* _Set problem_
Collect all lines containing the word "comments" from the data.

* _Given records_
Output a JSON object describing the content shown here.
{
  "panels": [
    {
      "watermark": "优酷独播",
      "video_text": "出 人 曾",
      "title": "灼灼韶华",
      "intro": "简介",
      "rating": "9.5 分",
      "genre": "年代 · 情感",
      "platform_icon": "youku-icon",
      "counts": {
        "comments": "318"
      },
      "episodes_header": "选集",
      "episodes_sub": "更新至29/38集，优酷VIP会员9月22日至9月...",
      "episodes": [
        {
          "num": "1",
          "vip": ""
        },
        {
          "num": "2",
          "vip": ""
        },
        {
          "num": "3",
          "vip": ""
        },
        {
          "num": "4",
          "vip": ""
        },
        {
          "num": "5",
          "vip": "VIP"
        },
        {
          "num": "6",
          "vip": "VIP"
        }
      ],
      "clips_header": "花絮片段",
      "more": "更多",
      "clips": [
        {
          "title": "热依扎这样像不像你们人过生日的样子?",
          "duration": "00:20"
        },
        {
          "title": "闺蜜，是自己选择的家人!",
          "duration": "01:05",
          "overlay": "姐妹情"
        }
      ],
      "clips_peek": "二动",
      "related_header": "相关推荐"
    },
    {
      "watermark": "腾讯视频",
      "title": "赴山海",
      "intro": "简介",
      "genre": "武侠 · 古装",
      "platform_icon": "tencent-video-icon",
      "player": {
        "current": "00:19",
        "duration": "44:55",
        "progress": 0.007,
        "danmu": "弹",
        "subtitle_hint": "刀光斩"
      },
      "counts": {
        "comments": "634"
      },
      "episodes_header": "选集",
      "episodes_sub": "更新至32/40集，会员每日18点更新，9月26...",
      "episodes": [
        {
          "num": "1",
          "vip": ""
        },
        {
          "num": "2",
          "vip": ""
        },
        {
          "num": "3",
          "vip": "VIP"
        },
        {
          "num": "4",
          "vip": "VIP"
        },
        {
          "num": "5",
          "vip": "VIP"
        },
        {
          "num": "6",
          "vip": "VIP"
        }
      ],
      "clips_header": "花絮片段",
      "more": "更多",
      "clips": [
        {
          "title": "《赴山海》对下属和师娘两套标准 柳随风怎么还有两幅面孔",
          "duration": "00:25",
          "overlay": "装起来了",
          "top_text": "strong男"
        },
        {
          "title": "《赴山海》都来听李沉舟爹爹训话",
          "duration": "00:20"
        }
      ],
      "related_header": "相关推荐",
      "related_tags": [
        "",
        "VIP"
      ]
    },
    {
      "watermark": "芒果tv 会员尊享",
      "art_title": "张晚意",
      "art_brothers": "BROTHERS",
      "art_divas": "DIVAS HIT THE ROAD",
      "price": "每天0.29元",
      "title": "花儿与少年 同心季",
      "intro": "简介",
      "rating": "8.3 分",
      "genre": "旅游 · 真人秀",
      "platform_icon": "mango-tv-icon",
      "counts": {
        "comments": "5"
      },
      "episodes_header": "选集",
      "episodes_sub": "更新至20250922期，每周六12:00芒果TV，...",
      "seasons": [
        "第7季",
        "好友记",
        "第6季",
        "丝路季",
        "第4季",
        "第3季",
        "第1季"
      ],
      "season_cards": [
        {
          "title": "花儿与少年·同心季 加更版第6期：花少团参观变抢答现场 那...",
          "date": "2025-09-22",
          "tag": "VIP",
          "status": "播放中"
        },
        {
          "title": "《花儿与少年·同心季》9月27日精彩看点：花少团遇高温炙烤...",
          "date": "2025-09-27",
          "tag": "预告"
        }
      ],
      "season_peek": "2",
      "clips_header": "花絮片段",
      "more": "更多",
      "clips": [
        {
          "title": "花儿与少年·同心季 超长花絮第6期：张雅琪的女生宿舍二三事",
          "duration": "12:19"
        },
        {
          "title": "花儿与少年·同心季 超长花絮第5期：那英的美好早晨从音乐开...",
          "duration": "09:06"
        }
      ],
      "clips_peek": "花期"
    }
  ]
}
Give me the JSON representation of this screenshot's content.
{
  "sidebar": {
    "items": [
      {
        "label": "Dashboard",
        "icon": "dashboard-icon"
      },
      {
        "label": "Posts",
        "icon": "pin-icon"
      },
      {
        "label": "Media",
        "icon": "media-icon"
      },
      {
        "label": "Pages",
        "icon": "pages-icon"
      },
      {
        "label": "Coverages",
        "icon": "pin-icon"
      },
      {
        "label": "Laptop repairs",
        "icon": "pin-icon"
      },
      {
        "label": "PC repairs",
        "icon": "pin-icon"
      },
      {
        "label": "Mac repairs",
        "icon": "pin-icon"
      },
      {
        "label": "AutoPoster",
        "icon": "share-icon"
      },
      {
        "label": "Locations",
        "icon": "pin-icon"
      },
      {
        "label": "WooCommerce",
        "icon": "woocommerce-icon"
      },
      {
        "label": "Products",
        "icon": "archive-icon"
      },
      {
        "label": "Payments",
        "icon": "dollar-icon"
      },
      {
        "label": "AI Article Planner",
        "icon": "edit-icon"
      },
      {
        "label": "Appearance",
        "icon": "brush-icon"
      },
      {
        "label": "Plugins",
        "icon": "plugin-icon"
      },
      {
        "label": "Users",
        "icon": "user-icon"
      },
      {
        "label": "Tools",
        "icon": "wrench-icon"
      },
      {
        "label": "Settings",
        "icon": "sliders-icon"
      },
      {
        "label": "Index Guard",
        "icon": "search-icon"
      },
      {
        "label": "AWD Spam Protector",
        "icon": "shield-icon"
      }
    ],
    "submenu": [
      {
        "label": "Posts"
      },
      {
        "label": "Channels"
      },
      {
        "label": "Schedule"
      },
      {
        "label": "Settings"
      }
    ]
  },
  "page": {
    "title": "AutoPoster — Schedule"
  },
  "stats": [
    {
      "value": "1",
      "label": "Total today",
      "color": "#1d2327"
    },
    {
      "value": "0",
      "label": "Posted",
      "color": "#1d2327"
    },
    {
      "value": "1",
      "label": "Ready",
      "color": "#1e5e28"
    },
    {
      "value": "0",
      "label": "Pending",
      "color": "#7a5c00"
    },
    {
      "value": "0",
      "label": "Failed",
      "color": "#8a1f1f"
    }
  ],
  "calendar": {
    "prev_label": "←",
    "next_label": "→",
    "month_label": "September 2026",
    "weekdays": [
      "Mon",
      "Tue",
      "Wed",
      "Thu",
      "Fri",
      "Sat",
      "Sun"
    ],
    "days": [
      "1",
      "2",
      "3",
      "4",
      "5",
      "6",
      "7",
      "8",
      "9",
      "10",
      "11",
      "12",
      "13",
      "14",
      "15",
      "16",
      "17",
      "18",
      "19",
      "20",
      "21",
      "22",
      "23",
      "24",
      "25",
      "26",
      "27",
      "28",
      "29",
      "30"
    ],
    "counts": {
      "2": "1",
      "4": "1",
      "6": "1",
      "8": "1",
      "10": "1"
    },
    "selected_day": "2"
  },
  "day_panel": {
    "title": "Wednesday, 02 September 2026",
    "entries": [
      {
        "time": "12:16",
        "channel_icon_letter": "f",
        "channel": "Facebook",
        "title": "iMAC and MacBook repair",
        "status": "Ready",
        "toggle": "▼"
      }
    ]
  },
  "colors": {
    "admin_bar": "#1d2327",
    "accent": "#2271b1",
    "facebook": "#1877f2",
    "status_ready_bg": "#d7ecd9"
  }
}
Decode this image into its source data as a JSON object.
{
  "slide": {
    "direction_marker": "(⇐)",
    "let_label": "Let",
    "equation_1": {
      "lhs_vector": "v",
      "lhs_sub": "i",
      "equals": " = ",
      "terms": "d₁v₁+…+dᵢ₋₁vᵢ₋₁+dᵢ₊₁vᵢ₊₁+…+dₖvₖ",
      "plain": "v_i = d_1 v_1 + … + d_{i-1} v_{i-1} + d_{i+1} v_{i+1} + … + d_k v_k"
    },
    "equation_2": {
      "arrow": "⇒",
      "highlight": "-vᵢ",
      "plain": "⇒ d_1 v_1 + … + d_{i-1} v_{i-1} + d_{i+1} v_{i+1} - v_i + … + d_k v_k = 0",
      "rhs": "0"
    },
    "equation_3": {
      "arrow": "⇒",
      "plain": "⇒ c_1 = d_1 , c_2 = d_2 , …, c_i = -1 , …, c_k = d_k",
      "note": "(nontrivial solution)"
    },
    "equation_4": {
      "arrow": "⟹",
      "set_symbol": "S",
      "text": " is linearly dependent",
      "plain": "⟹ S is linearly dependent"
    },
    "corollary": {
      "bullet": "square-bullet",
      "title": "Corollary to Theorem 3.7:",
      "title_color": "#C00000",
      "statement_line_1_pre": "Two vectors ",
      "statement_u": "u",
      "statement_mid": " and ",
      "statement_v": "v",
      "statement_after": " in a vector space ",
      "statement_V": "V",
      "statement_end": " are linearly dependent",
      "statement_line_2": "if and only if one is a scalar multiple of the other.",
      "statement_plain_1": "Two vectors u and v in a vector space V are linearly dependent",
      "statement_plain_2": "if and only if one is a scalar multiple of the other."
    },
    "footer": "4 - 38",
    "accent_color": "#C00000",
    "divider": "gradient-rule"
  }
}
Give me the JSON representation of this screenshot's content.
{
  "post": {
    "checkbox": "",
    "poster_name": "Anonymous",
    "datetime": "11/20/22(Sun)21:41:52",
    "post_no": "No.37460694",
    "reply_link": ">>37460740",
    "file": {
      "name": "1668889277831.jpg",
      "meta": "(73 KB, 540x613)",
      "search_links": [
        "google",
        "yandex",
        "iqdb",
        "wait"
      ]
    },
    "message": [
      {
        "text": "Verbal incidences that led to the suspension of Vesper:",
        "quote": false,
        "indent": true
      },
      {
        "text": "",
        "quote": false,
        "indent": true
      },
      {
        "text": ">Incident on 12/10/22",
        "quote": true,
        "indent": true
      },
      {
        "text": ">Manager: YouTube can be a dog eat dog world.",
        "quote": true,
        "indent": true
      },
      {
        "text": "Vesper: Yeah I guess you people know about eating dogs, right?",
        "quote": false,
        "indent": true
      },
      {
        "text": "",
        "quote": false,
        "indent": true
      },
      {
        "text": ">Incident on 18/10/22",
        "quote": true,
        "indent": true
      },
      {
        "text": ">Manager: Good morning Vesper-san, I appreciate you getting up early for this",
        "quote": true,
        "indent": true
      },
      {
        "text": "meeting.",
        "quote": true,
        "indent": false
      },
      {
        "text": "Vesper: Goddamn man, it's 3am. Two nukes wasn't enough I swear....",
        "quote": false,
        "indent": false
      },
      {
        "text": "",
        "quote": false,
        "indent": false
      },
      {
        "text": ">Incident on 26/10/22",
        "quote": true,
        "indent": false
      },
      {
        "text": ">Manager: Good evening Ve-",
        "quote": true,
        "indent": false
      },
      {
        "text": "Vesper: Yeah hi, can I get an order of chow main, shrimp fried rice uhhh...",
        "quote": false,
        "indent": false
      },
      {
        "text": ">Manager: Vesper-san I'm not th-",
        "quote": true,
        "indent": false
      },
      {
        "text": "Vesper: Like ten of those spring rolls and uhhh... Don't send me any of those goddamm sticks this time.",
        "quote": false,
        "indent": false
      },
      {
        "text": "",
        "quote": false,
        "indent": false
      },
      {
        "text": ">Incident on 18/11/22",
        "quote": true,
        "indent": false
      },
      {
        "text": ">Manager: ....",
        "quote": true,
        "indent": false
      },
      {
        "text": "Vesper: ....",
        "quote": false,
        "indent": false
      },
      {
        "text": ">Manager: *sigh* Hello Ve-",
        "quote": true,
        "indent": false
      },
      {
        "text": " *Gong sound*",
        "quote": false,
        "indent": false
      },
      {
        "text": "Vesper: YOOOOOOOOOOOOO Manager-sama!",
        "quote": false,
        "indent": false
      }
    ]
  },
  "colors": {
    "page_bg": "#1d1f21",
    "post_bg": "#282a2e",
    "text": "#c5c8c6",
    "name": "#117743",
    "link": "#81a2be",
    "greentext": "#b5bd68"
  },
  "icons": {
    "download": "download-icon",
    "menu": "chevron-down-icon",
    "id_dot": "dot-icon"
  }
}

* _Answer to this problem_
        "comments": "318"
        "comments": "634"
        "comments": "5"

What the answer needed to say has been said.